EXERCISE REQUIREMENTS> Give the number of lines in the listing that hold the word "Alle". Write nothing but that number.

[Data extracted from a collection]

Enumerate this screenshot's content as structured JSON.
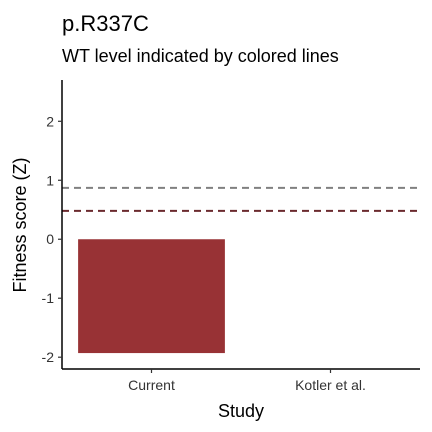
{
  "chart_data": {
    "type": "bar",
    "title": "p.R337C",
    "subtitle": "WT level indicated by colored lines",
    "xlabel": "Study",
    "ylabel": "Fitness score (Z)",
    "categories": [
      "Current",
      "Kotler et al."
    ],
    "values": [
      -1.93,
      null
    ],
    "ylim": [
      -2.2,
      2.7
    ],
    "yticks": [
      -2,
      -1,
      0,
      1,
      2
    ],
    "grid": false,
    "bar_color": "#983235",
    "wt_lines": [
      {
        "value": 0.87,
        "color": "#808080"
      },
      {
        "value": 0.48,
        "color": "#6b2a2e"
      }
    ]
  }
}
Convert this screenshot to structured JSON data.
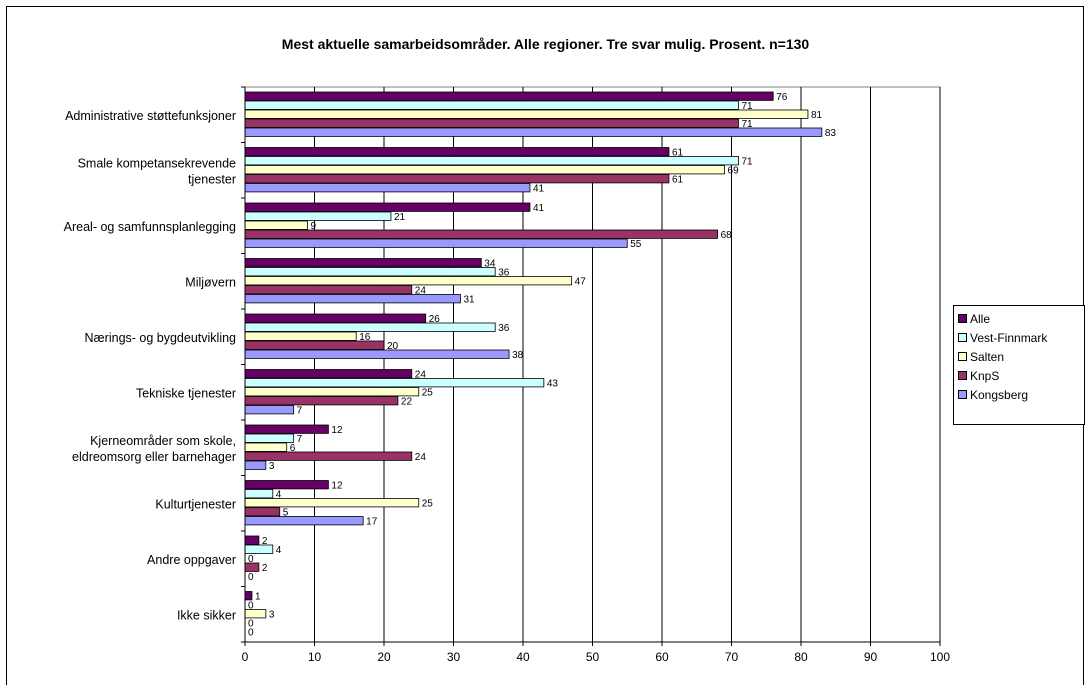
{
  "chart_data": {
    "type": "bar",
    "orientation": "horizontal",
    "title": "Mest aktuelle samarbeidsområder. Alle regioner. Tre svar mulig. Prosent. n=130",
    "xlim": [
      0,
      100
    ],
    "x_ticks": [
      "0",
      "10",
      "20",
      "30",
      "40",
      "50",
      "60",
      "70",
      "80",
      "90",
      "100"
    ],
    "grid": "vertical",
    "legend_position": "right",
    "categories": [
      [
        "Administrative støttefunksjoner"
      ],
      [
        "Smale kompetansekrevende",
        "tjenester"
      ],
      [
        "Areal- og samfunnsplanlegging"
      ],
      [
        "Miljøvern"
      ],
      [
        "Nærings- og bygdeutvikling"
      ],
      [
        "Tekniske tjenester"
      ],
      [
        "Kjerneområder som skole,",
        "eldreomsorg eller barnehager"
      ],
      [
        "Kulturtjenester"
      ],
      [
        "Andre oppgaver"
      ],
      [
        "Ikke sikker"
      ]
    ],
    "series": [
      {
        "name": "Alle",
        "color": "#660066",
        "values": [
          76,
          61,
          41,
          34,
          26,
          24,
          12,
          12,
          2,
          1
        ]
      },
      {
        "name": "Vest-Finnmark",
        "color": "#ccffff",
        "values": [
          71,
          71,
          21,
          36,
          36,
          43,
          7,
          4,
          4,
          0
        ]
      },
      {
        "name": "Salten",
        "color": "#ffffcc",
        "values": [
          81,
          69,
          9,
          47,
          16,
          25,
          6,
          25,
          0,
          3
        ]
      },
      {
        "name": "KnpS",
        "color": "#993366",
        "values": [
          71,
          61,
          68,
          24,
          20,
          22,
          24,
          5,
          2,
          0
        ]
      },
      {
        "name": "Kongsberg",
        "color": "#9999ff",
        "values": [
          83,
          41,
          55,
          31,
          38,
          7,
          3,
          17,
          0,
          0
        ]
      }
    ]
  }
}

OUTPUT OF THE TASK> 2